DOCUMENT:
[BEGIN]

LinuxQuestions.org - [SOLVED] Translating part of a line

- Programming (https://www.linuxquestions.org/questions/programming-9/)

- - Translating part of a line (https://www.linuxquestions.org/questions/programming-9/translating-part-of-a-line-928327/)

Translating part of a line

I want to change the first character of each line to upper case.

Sample input:

Quote:

tom
dick
harry

Desired output:

Quote:

Tom
Dick
Harry

The brute force technique uses cut to make two work files, tr one of them to upper case, and paste to arrive at the desired result. Googling in search of a more direct method I came upon this one:

Code:

sed 's/$[a-z]$$[a-zA-Z0-9]*$/\u\1\2/g' $InFile

It works but I don't understand it. Attempting to simplify this one-liner I tried this:

Code:

sed 's/$[a-z]$$.*$/\u\1\2/' $InFile

This also works but why?!? The magic may lie in the \u but what does that mean?

Daniel B. Martin

It is an escape sequence meaning upper case.

For less confusing solution:

Code:

awk 'BEGIN{ FS=""; OFS="" }{ $1=toupper($1); print $0 }' input

The sed code you posted will capitalize the first letter of every word, if you just need the first letter of a line, it can be simpler:

Code:

sed 's/^./\u&/' $InFile

Reference for \u

Hi.

Quote:

Originally Posted by ntubski (Post 4597700)

The sed code you posted will capitalize the first letter of every word, if you just need the first letter of a line, it can be simpler:

Code:

sed 's/^./\u&/' $InFile

Reference for \u

Even if you want to capitalize the first letter of every word, it can be simpler

Code:

$ echo abba dav | sed 's/\b./\u&/g'

Abba Dav

# add brackets to show what matched

$ echo abba dav | sed 's/\b./[\u&]/g'

[A]bba[ ][D]av

This work because non-alphabetic characters (particularly space) can not be capitalized.
Similarly, you can capitalize last character of each word

Code:

$ echo abba dav | sed 's/.\b/[\u&]/g'

abb[A][ ]da[V]

Excerpt from `info sed escapes':

Quote:

`\b'
Matches a word boundary; that is it matches if the character to
the left is a "word" character and the character to the right is a
"non-word" character, or vice-versa.

[END]

DO THIS: From the thread above about capitalizing the first letter of each line, write out word for word everything from "It works but" down to "does that mean?".

DATASET EXCERPT:
[BEGIN]

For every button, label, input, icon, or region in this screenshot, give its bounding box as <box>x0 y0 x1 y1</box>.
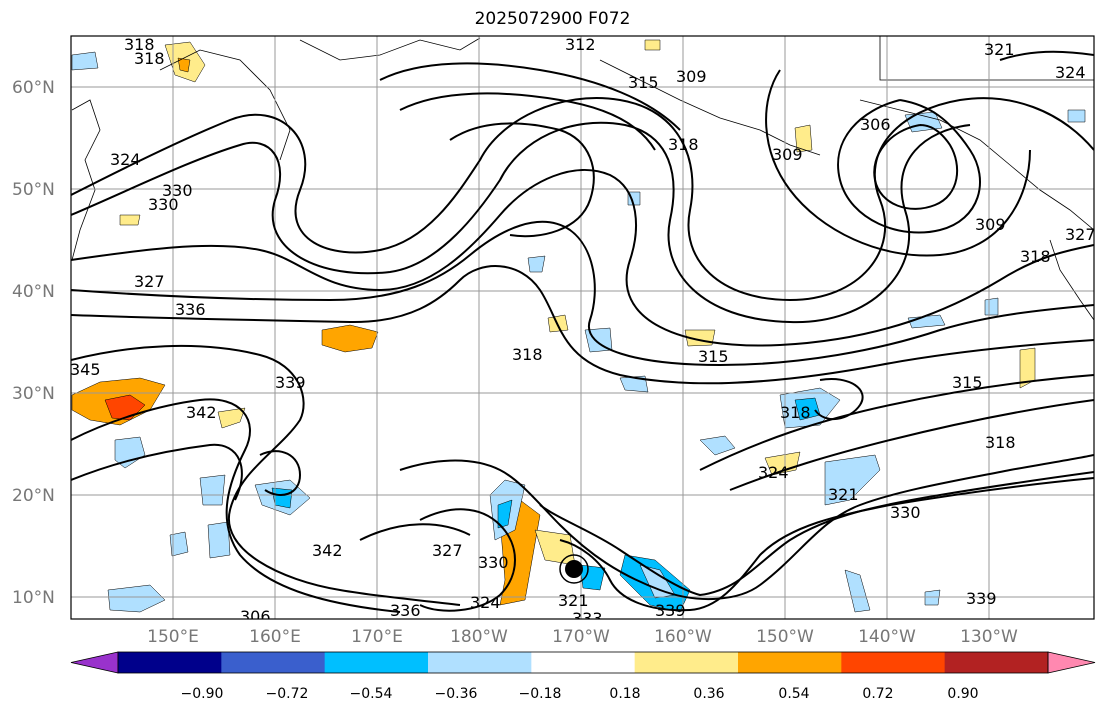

[END]

SOLVED EXERCISE:
It works but I don't understand it. Attempting to simplify this one-liner I tried this:

Code:

sed 's/$[a-z]$$.*$/\u\1\2/' $InFile

This also works but why?!? The magic may lie in the \u but what does that mean?